* THE EXERCISE
Without omitting anything, return the records precisely as given.
- - -
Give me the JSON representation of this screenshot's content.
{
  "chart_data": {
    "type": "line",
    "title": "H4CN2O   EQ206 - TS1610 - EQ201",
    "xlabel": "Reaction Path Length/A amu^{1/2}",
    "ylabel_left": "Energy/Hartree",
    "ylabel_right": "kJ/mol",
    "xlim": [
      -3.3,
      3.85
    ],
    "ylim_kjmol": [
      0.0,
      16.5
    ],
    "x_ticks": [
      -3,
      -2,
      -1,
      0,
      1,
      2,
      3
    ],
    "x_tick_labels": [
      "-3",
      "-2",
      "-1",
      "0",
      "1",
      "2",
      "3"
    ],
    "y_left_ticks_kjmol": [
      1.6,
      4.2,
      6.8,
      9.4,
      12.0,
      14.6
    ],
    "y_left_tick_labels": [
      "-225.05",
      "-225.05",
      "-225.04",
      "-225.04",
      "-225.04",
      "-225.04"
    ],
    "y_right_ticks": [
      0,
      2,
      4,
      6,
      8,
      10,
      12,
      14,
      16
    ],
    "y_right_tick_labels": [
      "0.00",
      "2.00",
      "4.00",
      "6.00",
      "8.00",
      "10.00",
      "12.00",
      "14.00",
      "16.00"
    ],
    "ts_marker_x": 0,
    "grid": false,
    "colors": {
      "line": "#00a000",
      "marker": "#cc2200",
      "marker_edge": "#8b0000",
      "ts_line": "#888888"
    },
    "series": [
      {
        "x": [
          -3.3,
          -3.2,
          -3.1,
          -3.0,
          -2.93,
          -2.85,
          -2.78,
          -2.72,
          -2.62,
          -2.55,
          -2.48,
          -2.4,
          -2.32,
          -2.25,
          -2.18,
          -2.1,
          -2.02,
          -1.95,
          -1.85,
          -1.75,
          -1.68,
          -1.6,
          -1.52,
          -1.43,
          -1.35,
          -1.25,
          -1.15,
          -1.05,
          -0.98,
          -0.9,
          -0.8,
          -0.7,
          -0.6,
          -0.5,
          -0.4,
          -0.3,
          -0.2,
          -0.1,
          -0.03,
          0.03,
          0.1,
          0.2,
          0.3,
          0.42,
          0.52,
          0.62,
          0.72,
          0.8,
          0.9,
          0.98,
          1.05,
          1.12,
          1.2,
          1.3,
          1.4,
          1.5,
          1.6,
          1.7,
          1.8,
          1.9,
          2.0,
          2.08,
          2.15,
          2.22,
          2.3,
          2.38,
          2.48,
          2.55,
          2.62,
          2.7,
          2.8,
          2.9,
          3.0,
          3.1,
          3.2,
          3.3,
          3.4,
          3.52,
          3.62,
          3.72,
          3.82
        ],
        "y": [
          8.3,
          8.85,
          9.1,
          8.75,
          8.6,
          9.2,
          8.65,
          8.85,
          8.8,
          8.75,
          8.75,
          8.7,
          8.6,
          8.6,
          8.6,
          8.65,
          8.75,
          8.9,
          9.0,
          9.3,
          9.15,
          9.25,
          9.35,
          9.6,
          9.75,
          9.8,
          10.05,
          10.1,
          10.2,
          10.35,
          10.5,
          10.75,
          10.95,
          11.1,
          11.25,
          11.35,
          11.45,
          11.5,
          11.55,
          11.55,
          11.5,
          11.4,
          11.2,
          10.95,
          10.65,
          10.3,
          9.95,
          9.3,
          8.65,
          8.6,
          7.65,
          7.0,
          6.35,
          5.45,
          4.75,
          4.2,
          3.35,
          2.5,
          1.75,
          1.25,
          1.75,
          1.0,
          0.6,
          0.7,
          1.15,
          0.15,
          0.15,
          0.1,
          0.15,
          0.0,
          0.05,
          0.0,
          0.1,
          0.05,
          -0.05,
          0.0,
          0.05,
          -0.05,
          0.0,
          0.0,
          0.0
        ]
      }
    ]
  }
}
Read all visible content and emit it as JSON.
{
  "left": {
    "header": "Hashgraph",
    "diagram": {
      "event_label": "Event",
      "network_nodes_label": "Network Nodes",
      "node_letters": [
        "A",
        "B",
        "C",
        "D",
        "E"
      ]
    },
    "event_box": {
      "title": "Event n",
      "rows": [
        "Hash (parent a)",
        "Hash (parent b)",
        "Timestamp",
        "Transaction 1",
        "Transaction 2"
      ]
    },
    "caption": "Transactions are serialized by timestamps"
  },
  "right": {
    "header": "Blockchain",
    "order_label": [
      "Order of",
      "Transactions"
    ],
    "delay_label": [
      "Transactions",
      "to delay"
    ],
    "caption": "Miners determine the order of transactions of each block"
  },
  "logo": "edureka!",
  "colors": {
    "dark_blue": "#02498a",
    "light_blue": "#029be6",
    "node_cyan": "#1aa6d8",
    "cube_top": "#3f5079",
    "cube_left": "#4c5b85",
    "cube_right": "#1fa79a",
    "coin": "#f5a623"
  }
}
- - -
* TASK ANSWER
Give me the JSON representation of this screenshot's content.
{
  "chart_data": {
    "type": "line",
    "title": "H4CN2O   EQ206 - TS1610 - EQ201",
    "xlabel": "Reaction Path Length/A amu^{1/2}",
    "ylabel_left": "Energy/Hartree",
    "ylabel_right": "kJ/mol",
    "xlim": [
      -3.3,
      3.85
    ],
    "ylim_kjmol": [
      0.0,
      16.5
    ],
    "x_ticks": [
      -3,
      -2,
      -1,
      0,
      1,
      2,
      3
    ],
    "x_tick_labels": [
      "-3",
      "-2",
      "-1",
      "0",
      "1",
      "2",
      "3"
    ],
    "y_left_ticks_kjmol": [
      1.6,
      4.2,
      6.8,
      9.4,
      12.0,
      14.6
    ],
    "y_left_tick_labels": [
      "-225.05",
      "-225.05",
      "-225.04",
      "-225.04",
      "-225.04",
      "-225.04"
    ],
    "y_right_ticks": [
      0,
      2,
      4,
      6,
      8,
      10,
      12,
      14,
      16
    ],
    "y_right_tick_labels": [
      "0.00",
      "2.00",
      "4.00",
      "6.00",
      "8.00",
      "10.00",
      "12.00",
      "14.00",
      "16.00"
    ],
    "ts_marker_x": 0,
    "grid": false,
    "colors": {
      "line": "#00a000",
      "marker": "#cc2200",
      "marker_edge": "#8b0000",
      "ts_line": "#888888"
    },
    "series": [
      {
        "x": [
          -3.3,
          -3.2,
          -3.1,
          -3.0,
          -2.93,
          -2.85,
          -2.78,
          -2.72,
          -2.62,
          -2.55,
          -2.48,
          -2.4,
          -2.32,
          -2.25,
          -2.18,
          -2.1,
          -2.02,
          -1.95,
          -1.85,
          -1.75,
          -1.68,
          -1.6,
          -1.52,
          -1.43,
          -1.35,
          -1.25,
          -1.15,
          -1.05,
          -0.98,
          -0.9,
          -0.8,
          -0.7,
          -0.6,
          -0.5,
          -0.4,
          -0.3,
          -0.2,
          -0.1,
          -0.03,
          0.03,
          0.1,
          0.2,
          0.3,
          0.42,
          0.52,
          0.62,
          0.72,
          0.8,
          0.9,
          0.98,
          1.05,
          1.12,
          1.2,
          1.3,
          1.4,
          1.5,
          1.6,
          1.7,
          1.8,
          1.9,
          2.0,
          2.08,
          2.15,
          2.22,
          2.3,
          2.38,
          2.48,
          2.55,
          2.62,
          2.7,
          2.8,
          2.9,
          3.0,
          3.1,
          3.2,
          3.3,
          3.4,
          3.52,
          3.62,
          3.72,
          3.82
        ],
        "y": [
          8.3,
          8.85,
          9.1,
          8.75,
          8.6,
          9.2,
          8.65,
          8.85,
          8.8,
          8.75,
          8.75,
          8.7,
          8.6,
          8.6,
          8.6,
          8.65,
          8.75,
          8.9,
          9.0,
          9.3,
          9.15,
          9.25,
          9.35,
          9.6,
          9.75,
          9.8,
          10.05,
          10.1,
          10.2,
          10.35,
          10.5,
          10.75,
          10.95,
          11.1,
          11.25,
          11.35,
          11.45,
          11.5,
          11.55,
          11.55,
          11.5,
          11.4,
          11.2,
          10.95,
          10.65,
          10.3,
          9.95,
          9.3,
          8.65,
          8.6,
          7.65,
          7.0,
          6.35,
          5.45,
          4.75,
          4.2,
          3.35,
          2.5,
          1.75,
          1.25,
          1.75,
          1.0,
          0.6,
          0.7,
          1.15,
          0.15,
          0.15,
          0.1,
          0.15,
          0.0,
          0.05,
          0.0,
          0.1,
          0.05,
          -0.05,
          0.0,
          0.05,
          -0.05,
          0.0,
          0.0,
          0.0
        ]
      }
    ]
  }
}
Read all visible content and emit it as JSON.
{
  "left": {
    "header": "Hashgraph",
    "diagram": {
      "event_label": "Event",
      "network_nodes_label": "Network Nodes",
      "node_letters": [
        "A",
        "B",
        "C",
        "D",
        "E"
      ]
    },
    "event_box": {
      "title": "Event n",
      "rows": [
        "Hash (parent a)",
        "Hash (parent b)",
        "Timestamp",
        "Transaction 1",
        "Transaction 2"
      ]
    },
    "caption": "Transactions are serialized by timestamps"
  },
  "right": {
    "header": "Blockchain",
    "order_label": [
      "Order of",
      "Transactions"
    ],
    "delay_label": [
      "Transactions",
      "to delay"
    ],
    "caption": "Miners determine the order of transactions of each block"
  },
  "logo": "edureka!",
  "colors": {
    "dark_blue": "#02498a",
    "light_blue": "#029be6",
    "node_cyan": "#1aa6d8",
    "cube_top": "#3f5079",
    "cube_left": "#4c5b85",
    "cube_right": "#1fa79a",
    "coin": "#f5a623"
  }
}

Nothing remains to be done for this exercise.